### Record excerpts
/---

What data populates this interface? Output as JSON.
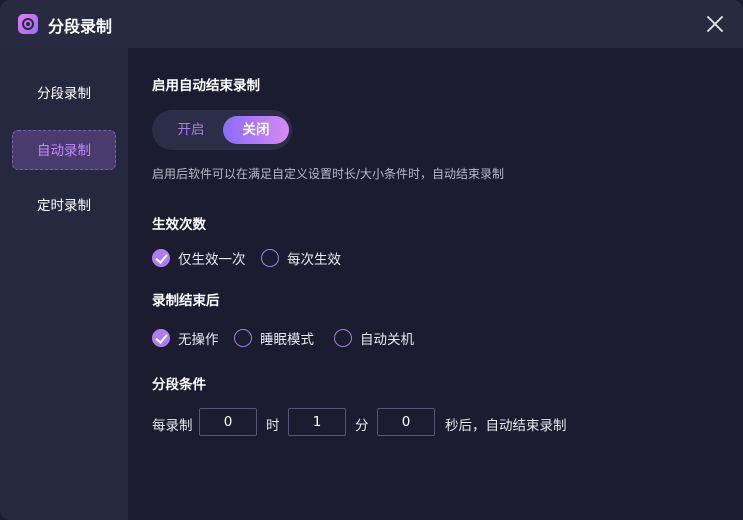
{
  "window": {
    "title": "分段录制"
  },
  "sidebar": {
    "items": [
      {
        "label": "分段录制"
      },
      {
        "label": "自动录制"
      },
      {
        "label": "定时录制"
      }
    ],
    "active_index": 1
  },
  "auto_end": {
    "title": "启用自动结束录制",
    "toggle": {
      "on_label": "开启",
      "off_label": "关闭",
      "selected": "关闭"
    },
    "hint": "启用后软件可以在满足自定义设置时长/大小条件时，自动结束录制"
  },
  "effect_times": {
    "title": "生效次数",
    "options": [
      {
        "label": "仅生效一次",
        "checked": true
      },
      {
        "label": "每次生效",
        "checked": false
      }
    ]
  },
  "after_record": {
    "title": "录制结束后",
    "options": [
      {
        "label": "无操作",
        "checked": true
      },
      {
        "label": "睡眠模式",
        "checked": false
      },
      {
        "label": "自动关机",
        "checked": false
      }
    ]
  },
  "segment": {
    "title": "分段条件",
    "prefix": "每录制",
    "hours": "0",
    "hour_unit": "时",
    "minutes": "1",
    "minute_unit": "分",
    "seconds": "0",
    "suffix": "秒后，自动结束录制"
  },
  "colors": {
    "accent": "#b27cf0",
    "background": "#1b1c30",
    "sidebar": "#26283f"
  }
}
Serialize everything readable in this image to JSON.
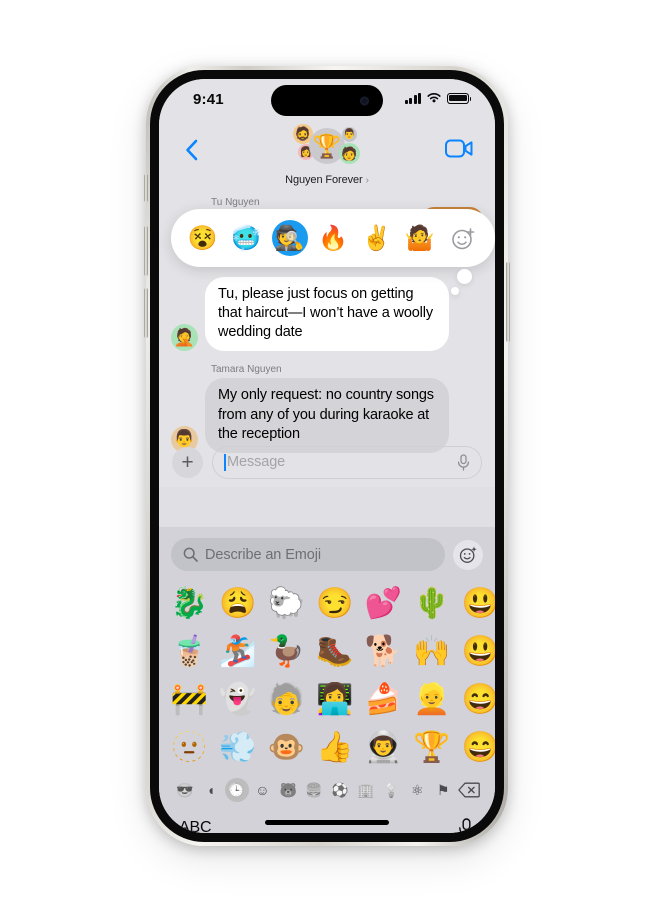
{
  "status_bar": {
    "time": "9:41",
    "signal_icon": "cellular-bars-icon",
    "wifi_icon": "wifi-icon",
    "battery_icon": "battery-icon"
  },
  "nav_bar": {
    "back_icon": "chevron-left-icon",
    "facetime_icon": "video-camera-icon",
    "group_name": "Nguyen Forever",
    "group_chevron": "›",
    "group_avatar": {
      "center": "🏆",
      "top_left": "🧔",
      "bottom_left": "👩",
      "top_right": "👨",
      "bottom_right": "🧑"
    }
  },
  "conversation": {
    "partial_sender": "Tu Nguyen",
    "messages": [
      {
        "sender": "",
        "text": "Tu, please just focus on getting that haircut—I won’t have a woolly wedding date",
        "avatar": "🤦",
        "style": "white"
      },
      {
        "sender": "Tamara Nguyen",
        "text": "My only request: no country songs from any of you during karaoke at the reception",
        "avatar": "👨",
        "style": "grey"
      }
    ],
    "tapback": {
      "options": [
        {
          "emoji": "😵",
          "name": "dizzy-face-emoji",
          "selected": false
        },
        {
          "emoji": "🥶",
          "name": "cold-face-emoji",
          "selected": false
        },
        {
          "emoji": "🕵️",
          "name": "sheep-detective-emoji",
          "selected": true
        },
        {
          "emoji": "🔥",
          "name": "fire-emoji",
          "selected": false
        },
        {
          "emoji": "✌️",
          "name": "victory-hand-emoji",
          "selected": false
        },
        {
          "emoji": "🤷",
          "name": "shrug-emoji",
          "selected": false
        }
      ],
      "add_label": "☺",
      "add_name": "add-reaction-icon"
    }
  },
  "composer": {
    "plus_label": "+",
    "placeholder": "Message",
    "mic_icon": "microphone-icon"
  },
  "keyboard": {
    "search_placeholder": "Describe an Emoji",
    "search_icon": "magnifier-icon",
    "genmoji_icon": "genmoji-sparkle-icon",
    "emoji_rows": [
      [
        "🐉",
        "😩",
        "🐑",
        "😏",
        "💕",
        "🌵",
        "😃"
      ],
      [
        "🧋",
        "🏂",
        "🦆",
        "🥾",
        "🐕",
        "🙌",
        "😃"
      ],
      [
        "🚧",
        "👻",
        "🧓",
        "👩‍💻",
        "🍰",
        "👱",
        "😄"
      ],
      [
        "🫥",
        "💨",
        "🐵",
        "👍",
        "👨‍🚀",
        "🏆",
        "😄"
      ]
    ],
    "categories": [
      {
        "glyph": "😎",
        "name": "category-memoji",
        "selected": false
      },
      {
        "glyph": "◖",
        "name": "category-stickers",
        "selected": false
      },
      {
        "glyph": "🕒",
        "name": "category-recents",
        "selected": true
      },
      {
        "glyph": "☺",
        "name": "category-smileys",
        "selected": false
      },
      {
        "glyph": "🐻",
        "name": "category-animals",
        "selected": false
      },
      {
        "glyph": "🍔",
        "name": "category-food",
        "selected": false
      },
      {
        "glyph": "⚽",
        "name": "category-activity",
        "selected": false
      },
      {
        "glyph": "🏢",
        "name": "category-travel",
        "selected": false
      },
      {
        "glyph": "💡",
        "name": "category-objects",
        "selected": false
      },
      {
        "glyph": "⚛",
        "name": "category-symbols",
        "selected": false
      },
      {
        "glyph": "⚑",
        "name": "category-flags",
        "selected": false
      }
    ],
    "delete_icon": "backspace-icon",
    "abc_label": "ABC",
    "dictation_icon": "microphone-icon"
  },
  "colors": {
    "accent_blue": "#0a84ff",
    "tapback_selected": "#1a9bf0",
    "screen_bg": "#e3e3e7",
    "keyboard_bg": "#d2d2d8",
    "bubble_grey": "#d3d3d8"
  }
}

\---

### Exercise description
Your task is an exact transcription of all the data, minus the pictures.

### Task answer
What data populates this interface? Output as JSON.
{
  "window": {
    "title": "分段录制"
  },
  "sidebar": {
    "items": [
      {
        "label": "分段录制"
      },
      {
        "label": "自动录制"
      },
      {
        "label": "定时录制"
      }
    ],
    "active_index": 1
  },
  "auto_end": {
    "title": "启用自动结束录制",
    "toggle": {
      "on_label": "开启",
      "off_label": "关闭",
      "selected": "关闭"
    },
    "hint": "启用后软件可以在满足自定义设置时长/大小条件时，自动结束录制"
  },
  "effect_times": {
    "title": "生效次数",
    "options": [
      {
        "label": "仅生效一次",
        "checked": true
      },
      {
        "label": "每次生效",
        "checked": false
      }
    ]
  },
  "after_record": {
    "title": "录制结束后",
    "options": [
      {
        "label": "无操作",
        "checked": true
      },
      {
        "label": "睡眠模式",
        "checked": false
      },
      {
        "label": "自动关机",
        "checked": false
      }
    ]
  },
  "segment": {
    "title": "分段条件",
    "prefix": "每录制",
    "hours": "0",
    "hour_unit": "时",
    "minutes": "1",
    "minute_unit": "分",
    "seconds": "0",
    "suffix": "秒后，自动结束录制"
  },
  "colors": {
    "accent": "#b27cf0",
    "background": "#1b1c30",
    "sidebar": "#26283f"
  }
}
Serialize everything readable in this image to JSON.
{
  "status_bar": {
    "time": "9:41",
    "signal_icon": "cellular-bars-icon",
    "wifi_icon": "wifi-icon",
    "battery_icon": "battery-icon"
  },
  "nav_bar": {
    "back_icon": "chevron-left-icon",
    "facetime_icon": "video-camera-icon",
    "group_name": "Nguyen Forever",
    "group_chevron": "›",
    "group_avatar": {
      "center": "🏆",
      "top_left": "🧔",
      "bottom_left": "👩",
      "top_right": "👨",
      "bottom_right": "🧑"
    }
  },
  "conversation": {
    "partial_sender": "Tu Nguyen",
    "messages": [
      {
        "sender": "",
        "text": "Tu, please just focus on getting that haircut—I won’t have a woolly wedding date",
        "avatar": "🤦",
        "style": "white"
      },
      {
        "sender": "Tamara Nguyen",
        "text": "My only request: no country songs from any of you during karaoke at the reception",
        "avatar": "👨",
        "style": "grey"
      }
    ],
    "tapback": {
      "options": [
        {
          "emoji": "😵",
          "name": "dizzy-face-emoji",
          "selected": false
        },
        {
          "emoji": "🥶",
          "name": "cold-face-emoji",
          "selected": false
        },
        {
          "emoji": "🕵️",
          "name": "sheep-detective-emoji",
          "selected": true
        },
        {
          "emoji": "🔥",
          "name": "fire-emoji",
          "selected": false
        },
        {
          "emoji": "✌️",
          "name": "victory-hand-emoji",
          "selected": false
        },
        {
          "emoji": "🤷",
          "name": "shrug-emoji",
          "selected": false
        }
      ],
      "add_label": "☺",
      "add_name": "add-reaction-icon"
    }
  },
  "composer": {
    "plus_label": "+",
    "placeholder": "Message",
    "mic_icon": "microphone-icon"
  },
  "keyboard": {
    "search_placeholder": "Describe an Emoji",
    "search_icon": "magnifier-icon",
    "genmoji_icon": "genmoji-sparkle-icon",
    "emoji_rows": [
      [
        "🐉",
        "😩",
        "🐑",
        "😏",
        "💕",
        "🌵",
        "😃"
      ],
      [
        "🧋",
        "🏂",
        "🦆",
        "🥾",
        "🐕",
        "🙌",
        "😃"
      ],
      [
        "🚧",
        "👻",
        "🧓",
        "👩‍💻",
        "🍰",
        "👱",
        "😄"
      ],
      [
        "🫥",
        "💨",
        "🐵",
        "👍",
        "👨‍🚀",
        "🏆",
        "😄"
      ]
    ],
    "categories": [
      {
        "glyph": "😎",
        "name": "category-memoji",
        "selected": false
      },
      {
        "glyph": "◖",
        "name": "category-stickers",
        "selected": false
      },
      {
        "glyph": "🕒",
        "name": "category-recents",
        "selected": true
      },
      {
        "glyph": "☺",
        "name": "category-smileys",
        "selected": false
      },
      {
        "glyph": "🐻",
        "name": "category-animals",
        "selected": false
      },
      {
        "glyph": "🍔",
        "name": "category-food",
        "selected": false
      },
      {
        "glyph": "⚽",
        "name": "category-activity",
        "selected": false
      },
      {
        "glyph": "🏢",
        "name": "category-travel",
        "selected": false
      },
      {
        "glyph": "💡",
        "name": "category-objects",
        "selected": false
      },
      {
        "glyph": "⚛",
        "name": "category-symbols",
        "selected": false
      },
      {
        "glyph": "⚑",
        "name": "category-flags",
        "selected": false
      }
    ],
    "delete_icon": "backspace-icon",
    "abc_label": "ABC",
    "dictation_icon": "microphone-icon"
  },
  "colors": {
    "accent_blue": "#0a84ff",
    "tapback_selected": "#1a9bf0",
    "screen_bg": "#e3e3e7",
    "keyboard_bg": "#d2d2d8",
    "bubble_grey": "#d3d3d8"
  }
}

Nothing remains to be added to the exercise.